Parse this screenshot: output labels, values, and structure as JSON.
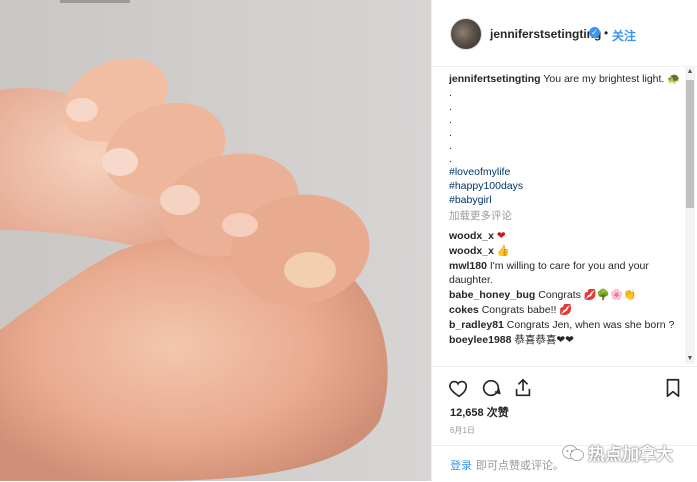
{
  "post": {
    "username": "jenniferstsetingting",
    "follow_label": "关注",
    "caption_user": "jennifertsetingting",
    "caption_text": " You are my brightest light. 🐢 .",
    "caption_dots": [
      ".",
      ".",
      ".",
      ".",
      "."
    ],
    "hashtags": [
      "#loveofmylife",
      "#happy100days",
      "#babygirl"
    ],
    "load_more": "加载更多评论",
    "comments": [
      {
        "user": "woodx_x",
        "text": " ❤"
      },
      {
        "user": "woodx_x",
        "text": " 👍"
      },
      {
        "user": "mwl180",
        "text": " I'm willing to care for you and your daughter."
      },
      {
        "user": "babe_honey_bug",
        "text": " Congrats 💋🌳🌸👏"
      },
      {
        "user": "cokes",
        "text": " Congrats babe!! 💋"
      },
      {
        "user": "b_radley81",
        "text": " Congrats Jen, when was she born ?"
      },
      {
        "user": "boeylee1988",
        "text": " 恭喜恭喜❤❤"
      }
    ],
    "likes": "12,658 次赞",
    "date": "6月1日",
    "login_label": "登录",
    "login_text": "即可点赞或评论。"
  },
  "watermark": "热点加拿大",
  "icons": [
    "heart-icon",
    "comment-icon",
    "share-icon",
    "bookmark-icon",
    "verified-icon",
    "wechat-icon"
  ]
}
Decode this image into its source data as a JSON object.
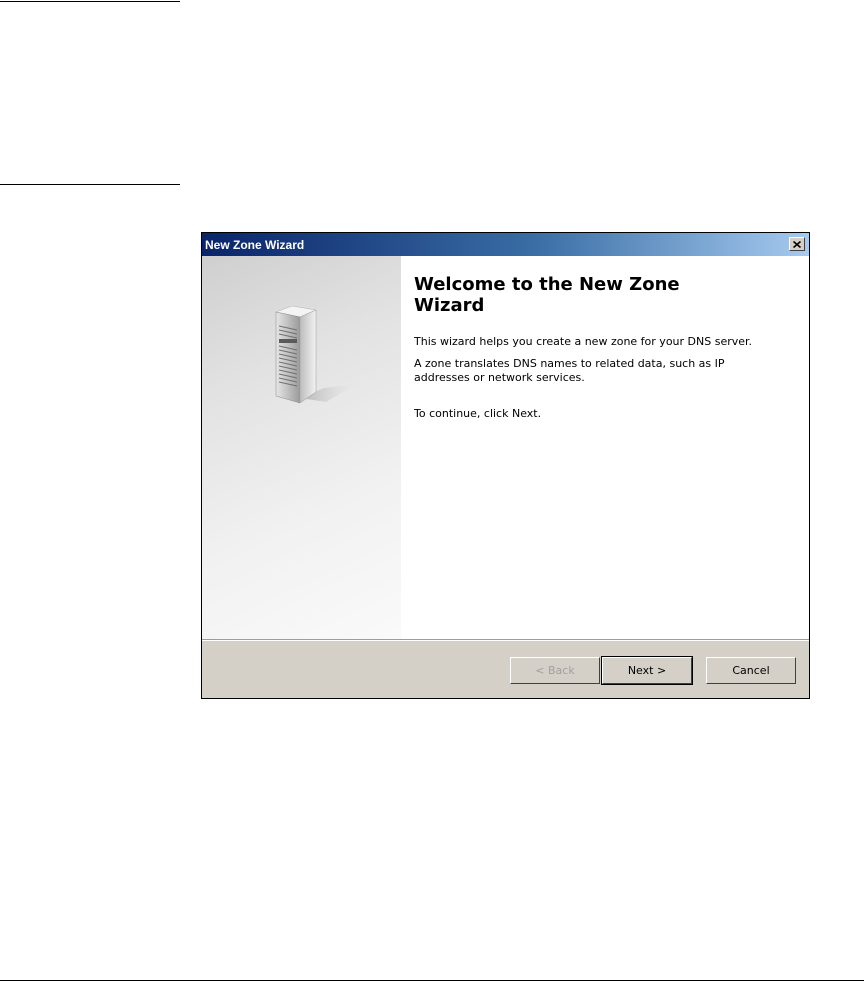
{
  "dialog": {
    "title": "New Zone Wizard",
    "close_glyph": "×",
    "close_icon": "close-icon",
    "illustration_icon": "server-tower-icon",
    "heading": "Welcome to the New Zone Wizard",
    "paragraphs": [
      "This wizard helps you create a new zone for your DNS server.",
      "A zone translates DNS names to related data, such as IP addresses or network services.",
      "To continue, click Next."
    ],
    "buttons": {
      "back": "< Back",
      "next": "Next >",
      "cancel": "Cancel"
    },
    "back_enabled": false
  },
  "colors": {
    "titlebar_start": "#0a246a",
    "titlebar_end": "#a6caf0",
    "dialog_face": "#d4d0c8",
    "disabled_text": "#a0a0a0"
  }
}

■ ■ ■

**Your task:** Your task is to retype all the entries exactly and leave out any pictures.

**Solution for this problem:**
Parse this screenshot: output labels, values, and structure as JSON.
{
  "post": {
    "username": "jenniferstsetingting",
    "follow_label": "关注",
    "caption_user": "jennifertsetingting",
    "caption_text": " You are my brightest light. 🐢 .",
    "caption_dots": [
      ".",
      ".",
      ".",
      ".",
      "."
    ],
    "hashtags": [
      "#loveofmylife",
      "#happy100days",
      "#babygirl"
    ],
    "load_more": "加载更多评论",
    "comments": [
      {
        "user": "woodx_x",
        "text": " ❤"
      },
      {
        "user": "woodx_x",
        "text": " 👍"
      },
      {
        "user": "mwl180",
        "text": " I'm willing to care for you and your daughter."
      },
      {
        "user": "babe_honey_bug",
        "text": " Congrats 💋🌳🌸👏"
      },
      {
        "user": "cokes",
        "text": " Congrats babe!! 💋"
      },
      {
        "user": "b_radley81",
        "text": " Congrats Jen, when was she born ?"
      },
      {
        "user": "boeylee1988",
        "text": " 恭喜恭喜❤❤"
      }
    ],
    "likes": "12,658 次赞",
    "date": "6月1日",
    "login_label": "登录",
    "login_text": "即可点赞或评论。"
  },
  "watermark": "热点加拿大",
  "icons": [
    "heart-icon",
    "comment-icon",
    "share-icon",
    "bookmark-icon",
    "verified-icon",
    "wechat-icon"
  ]
}
Decode this image into its source data as a JSON object.
{
  "dialog": {
    "title": "New Zone Wizard",
    "close_glyph": "×",
    "close_icon": "close-icon",
    "illustration_icon": "server-tower-icon",
    "heading": "Welcome to the New Zone Wizard",
    "paragraphs": [
      "This wizard helps you create a new zone for your DNS server.",
      "A zone translates DNS names to related data, such as IP addresses or network services.",
      "To continue, click Next."
    ],
    "buttons": {
      "back": "< Back",
      "next": "Next >",
      "cancel": "Cancel"
    },
    "back_enabled": false
  },
  "colors": {
    "titlebar_start": "#0a246a",
    "titlebar_end": "#a6caf0",
    "dialog_face": "#d4d0c8",
    "disabled_text": "#a0a0a0"
  }
}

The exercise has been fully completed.